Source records
--- begin ---
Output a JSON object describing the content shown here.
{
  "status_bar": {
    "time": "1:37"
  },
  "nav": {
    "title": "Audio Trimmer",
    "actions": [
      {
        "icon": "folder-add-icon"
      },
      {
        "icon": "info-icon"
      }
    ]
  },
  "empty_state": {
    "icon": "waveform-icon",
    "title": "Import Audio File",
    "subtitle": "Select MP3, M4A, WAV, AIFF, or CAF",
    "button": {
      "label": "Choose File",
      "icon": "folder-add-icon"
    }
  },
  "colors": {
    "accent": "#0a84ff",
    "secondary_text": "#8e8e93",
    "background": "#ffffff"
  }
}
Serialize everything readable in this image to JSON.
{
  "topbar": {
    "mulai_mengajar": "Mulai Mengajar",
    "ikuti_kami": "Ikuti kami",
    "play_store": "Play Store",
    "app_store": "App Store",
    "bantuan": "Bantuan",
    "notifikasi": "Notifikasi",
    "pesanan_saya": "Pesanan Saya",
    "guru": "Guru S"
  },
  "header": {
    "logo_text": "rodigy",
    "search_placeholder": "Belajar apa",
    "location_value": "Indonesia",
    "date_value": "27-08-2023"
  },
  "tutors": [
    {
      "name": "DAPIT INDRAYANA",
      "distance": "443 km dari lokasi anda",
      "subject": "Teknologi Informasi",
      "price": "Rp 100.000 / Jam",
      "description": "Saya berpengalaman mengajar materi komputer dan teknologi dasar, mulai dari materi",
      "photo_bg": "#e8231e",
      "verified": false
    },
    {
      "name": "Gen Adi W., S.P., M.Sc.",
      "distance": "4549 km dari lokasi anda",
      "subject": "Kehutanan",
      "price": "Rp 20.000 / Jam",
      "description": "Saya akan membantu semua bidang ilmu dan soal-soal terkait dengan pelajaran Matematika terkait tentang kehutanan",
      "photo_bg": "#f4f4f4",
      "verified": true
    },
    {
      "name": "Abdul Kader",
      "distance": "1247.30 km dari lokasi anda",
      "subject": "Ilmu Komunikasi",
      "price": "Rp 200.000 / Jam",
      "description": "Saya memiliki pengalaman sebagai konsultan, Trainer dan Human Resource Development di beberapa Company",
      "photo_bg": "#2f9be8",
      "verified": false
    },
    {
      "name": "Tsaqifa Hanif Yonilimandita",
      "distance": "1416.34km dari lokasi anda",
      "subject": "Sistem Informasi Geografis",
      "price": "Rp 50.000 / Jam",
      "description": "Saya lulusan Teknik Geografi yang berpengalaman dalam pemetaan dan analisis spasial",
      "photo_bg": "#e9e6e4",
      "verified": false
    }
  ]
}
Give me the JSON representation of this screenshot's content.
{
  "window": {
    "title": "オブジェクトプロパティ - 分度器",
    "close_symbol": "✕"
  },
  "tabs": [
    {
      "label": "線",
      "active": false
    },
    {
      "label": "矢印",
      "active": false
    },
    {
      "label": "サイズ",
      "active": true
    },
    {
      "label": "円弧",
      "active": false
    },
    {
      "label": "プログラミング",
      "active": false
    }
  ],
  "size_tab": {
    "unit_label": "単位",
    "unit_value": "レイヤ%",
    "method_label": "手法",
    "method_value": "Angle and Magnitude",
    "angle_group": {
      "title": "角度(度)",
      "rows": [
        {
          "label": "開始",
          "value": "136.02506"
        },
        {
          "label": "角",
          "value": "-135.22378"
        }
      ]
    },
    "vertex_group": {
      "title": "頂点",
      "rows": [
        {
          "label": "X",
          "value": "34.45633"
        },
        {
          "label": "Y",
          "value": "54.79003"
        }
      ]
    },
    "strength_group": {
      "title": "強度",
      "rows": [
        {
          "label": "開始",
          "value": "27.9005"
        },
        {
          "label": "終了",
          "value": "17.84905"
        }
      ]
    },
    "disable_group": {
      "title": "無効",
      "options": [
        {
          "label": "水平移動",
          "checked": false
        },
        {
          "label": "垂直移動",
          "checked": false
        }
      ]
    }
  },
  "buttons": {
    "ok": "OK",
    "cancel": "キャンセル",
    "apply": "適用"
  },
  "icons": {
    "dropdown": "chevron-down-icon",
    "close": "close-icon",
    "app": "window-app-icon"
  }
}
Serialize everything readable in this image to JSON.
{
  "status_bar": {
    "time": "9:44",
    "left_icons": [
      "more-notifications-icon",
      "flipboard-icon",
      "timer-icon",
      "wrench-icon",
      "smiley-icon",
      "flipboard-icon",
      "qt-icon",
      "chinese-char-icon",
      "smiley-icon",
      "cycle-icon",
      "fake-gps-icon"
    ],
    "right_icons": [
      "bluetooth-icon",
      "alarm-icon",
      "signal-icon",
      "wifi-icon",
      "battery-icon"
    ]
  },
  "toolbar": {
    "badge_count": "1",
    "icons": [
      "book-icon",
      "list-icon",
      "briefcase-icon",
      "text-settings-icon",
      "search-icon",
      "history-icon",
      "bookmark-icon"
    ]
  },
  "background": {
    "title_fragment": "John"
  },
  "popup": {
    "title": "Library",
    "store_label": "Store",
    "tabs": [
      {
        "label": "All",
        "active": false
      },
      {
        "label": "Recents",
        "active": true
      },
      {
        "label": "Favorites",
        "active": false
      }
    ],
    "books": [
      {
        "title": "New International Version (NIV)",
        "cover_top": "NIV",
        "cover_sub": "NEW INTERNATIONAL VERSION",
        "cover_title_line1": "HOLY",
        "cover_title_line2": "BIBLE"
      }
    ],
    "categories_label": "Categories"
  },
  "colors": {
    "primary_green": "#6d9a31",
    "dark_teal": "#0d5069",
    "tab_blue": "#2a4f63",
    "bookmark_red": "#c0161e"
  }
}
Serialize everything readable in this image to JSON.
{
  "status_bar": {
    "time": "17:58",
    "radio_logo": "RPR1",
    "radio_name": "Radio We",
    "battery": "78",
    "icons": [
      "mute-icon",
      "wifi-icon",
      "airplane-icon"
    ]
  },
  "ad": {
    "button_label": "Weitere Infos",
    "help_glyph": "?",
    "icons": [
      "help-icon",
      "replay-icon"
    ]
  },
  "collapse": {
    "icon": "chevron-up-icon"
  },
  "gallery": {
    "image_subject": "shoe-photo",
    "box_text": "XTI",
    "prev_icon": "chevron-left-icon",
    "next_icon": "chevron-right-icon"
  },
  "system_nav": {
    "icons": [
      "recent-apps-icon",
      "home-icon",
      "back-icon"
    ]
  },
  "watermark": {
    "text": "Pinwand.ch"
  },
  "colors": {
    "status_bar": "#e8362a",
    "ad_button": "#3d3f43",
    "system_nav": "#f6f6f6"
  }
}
--- end ---
### What the task asks
Make a verbatim copy of every entry shown above.

### Answer to the exercise
Output a JSON object describing the content shown here.
{
  "status_bar": {
    "time": "1:37"
  },
  "nav": {
    "title": "Audio Trimmer",
    "actions": [
      {
        "icon": "folder-add-icon"
      },
      {
        "icon": "info-icon"
      }
    ]
  },
  "empty_state": {
    "icon": "waveform-icon",
    "title": "Import Audio File",
    "subtitle": "Select MP3, M4A, WAV, AIFF, or CAF",
    "button": {
      "label": "Choose File",
      "icon": "folder-add-icon"
    }
  },
  "colors": {
    "accent": "#0a84ff",
    "secondary_text": "#8e8e93",
    "background": "#ffffff"
  }
}
Serialize everything readable in this image to JSON.
{
  "topbar": {
    "mulai_mengajar": "Mulai Mengajar",
    "ikuti_kami": "Ikuti kami",
    "play_store": "Play Store",
    "app_store": "App Store",
    "bantuan": "Bantuan",
    "notifikasi": "Notifikasi",
    "pesanan_saya": "Pesanan Saya",
    "guru": "Guru S"
  },
  "header": {
    "logo_text": "rodigy",
    "search_placeholder": "Belajar apa",
    "location_value": "Indonesia",
    "date_value": "27-08-2023"
  },
  "tutors": [
    {
      "name": "DAPIT INDRAYANA",
      "distance": "443 km dari lokasi anda",
      "subject": "Teknologi Informasi",
      "price": "Rp 100.000 / Jam",
      "description": "Saya berpengalaman mengajar materi komputer dan teknologi dasar, mulai dari materi",
      "photo_bg": "#e8231e",
      "verified": false
    },
    {
      "name": "Gen Adi W., S.P., M.Sc.",
      "distance": "4549 km dari lokasi anda",
      "subject": "Kehutanan",
      "price": "Rp 20.000 / Jam",
      "description": "Saya akan membantu semua bidang ilmu dan soal-soal terkait dengan pelajaran Matematika terkait tentang kehutanan",
      "photo_bg": "#f4f4f4",
      "verified": true
    },
    {
      "name": "Abdul Kader",
      "distance": "1247.30 km dari lokasi anda",
      "subject": "Ilmu Komunikasi",
      "price": "Rp 200.000 / Jam",
      "description": "Saya memiliki pengalaman sebagai konsultan, Trainer dan Human Resource Development di beberapa Company",
      "photo_bg": "#2f9be8",
      "verified": false
    },
    {
      "name": "Tsaqifa Hanif Yonilimandita",
      "distance": "1416.34km dari lokasi anda",
      "subject": "Sistem Informasi Geografis",
      "price": "Rp 50.000 / Jam",
      "description": "Saya lulusan Teknik Geografi yang berpengalaman dalam pemetaan dan analisis spasial",
      "photo_bg": "#e9e6e4",
      "verified": false
    }
  ]
}
Give me the JSON representation of this screenshot's content.
{
  "window": {
    "title": "オブジェクトプロパティ - 分度器",
    "close_symbol": "✕"
  },
  "tabs": [
    {
      "label": "線",
      "active": false
    },
    {
      "label": "矢印",
      "active": false
    },
    {
      "label": "サイズ",
      "active": true
    },
    {
      "label": "円弧",
      "active": false
    },
    {
      "label": "プログラミング",
      "active": false
    }
  ],
  "size_tab": {
    "unit_label": "単位",
    "unit_value": "レイヤ%",
    "method_label": "手法",
    "method_value": "Angle and Magnitude",
    "angle_group": {
      "title": "角度(度)",
      "rows": [
        {
          "label": "開始",
          "value": "136.02506"
        },
        {
          "label": "角",
          "value": "-135.22378"
        }
      ]
    },
    "vertex_group": {
      "title": "頂点",
      "rows": [
        {
          "label": "X",
          "value": "34.45633"
        },
        {
          "label": "Y",
          "value": "54.79003"
        }
      ]
    },
    "strength_group": {
      "title": "強度",
      "rows": [
        {
          "label": "開始",
          "value": "27.9005"
        },
        {
          "label": "終了",
          "value": "17.84905"
        }
      ]
    },
    "disable_group": {
      "title": "無効",
      "options": [
        {
          "label": "水平移動",
          "checked": false
        },
        {
          "label": "垂直移動",
          "checked": false
        }
      ]
    }
  },
  "buttons": {
    "ok": "OK",
    "cancel": "キャンセル",
    "apply": "適用"
  },
  "icons": {
    "dropdown": "chevron-down-icon",
    "close": "close-icon",
    "app": "window-app-icon"
  }
}
Serialize everything readable in this image to JSON.
{
  "status_bar": {
    "time": "9:44",
    "left_icons": [
      "more-notifications-icon",
      "flipboard-icon",
      "timer-icon",
      "wrench-icon",
      "smiley-icon",
      "flipboard-icon",
      "qt-icon",
      "chinese-char-icon",
      "smiley-icon",
      "cycle-icon",
      "fake-gps-icon"
    ],
    "right_icons": [
      "bluetooth-icon",
      "alarm-icon",
      "signal-icon",
      "wifi-icon",
      "battery-icon"
    ]
  },
  "toolbar": {
    "badge_count": "1",
    "icons": [
      "book-icon",
      "list-icon",
      "briefcase-icon",
      "text-settings-icon",
      "search-icon",
      "history-icon",
      "bookmark-icon"
    ]
  },
  "background": {
    "title_fragment": "John"
  },
  "popup": {
    "title": "Library",
    "store_label": "Store",
    "tabs": [
      {
        "label": "All",
        "active": false
      },
      {
        "label": "Recents",
        "active": true
      },
      {
        "label": "Favorites",
        "active": false
      }
    ],
    "books": [
      {
        "title": "New International Version (NIV)",
        "cover_top": "NIV",
        "cover_sub": "NEW INTERNATIONAL VERSION",
        "cover_title_line1": "HOLY",
        "cover_title_line2": "BIBLE"
      }
    ],
    "categories_label": "Categories"
  },
  "colors": {
    "primary_green": "#6d9a31",
    "dark_teal": "#0d5069",
    "tab_blue": "#2a4f63",
    "bookmark_red": "#c0161e"
  }
}
Serialize everything readable in this image to JSON.
{
  "status_bar": {
    "time": "17:58",
    "radio_logo": "RPR1",
    "radio_name": "Radio We",
    "battery": "78",
    "icons": [
      "mute-icon",
      "wifi-icon",
      "airplane-icon"
    ]
  },
  "ad": {
    "button_label": "Weitere Infos",
    "help_glyph": "?",
    "icons": [
      "help-icon",
      "replay-icon"
    ]
  },
  "collapse": {
    "icon": "chevron-up-icon"
  },
  "gallery": {
    "image_subject": "shoe-photo",
    "box_text": "XTI",
    "prev_icon": "chevron-left-icon",
    "next_icon": "chevron-right-icon"
  },
  "system_nav": {
    "icons": [
      "recent-apps-icon",
      "home-icon",
      "back-icon"
    ]
  },
  "watermark": {
    "text": "Pinwand.ch"
  },
  "colors": {
    "status_bar": "#e8362a",
    "ad_button": "#3d3f43",
    "system_nav": "#f6f6f6"
  }
}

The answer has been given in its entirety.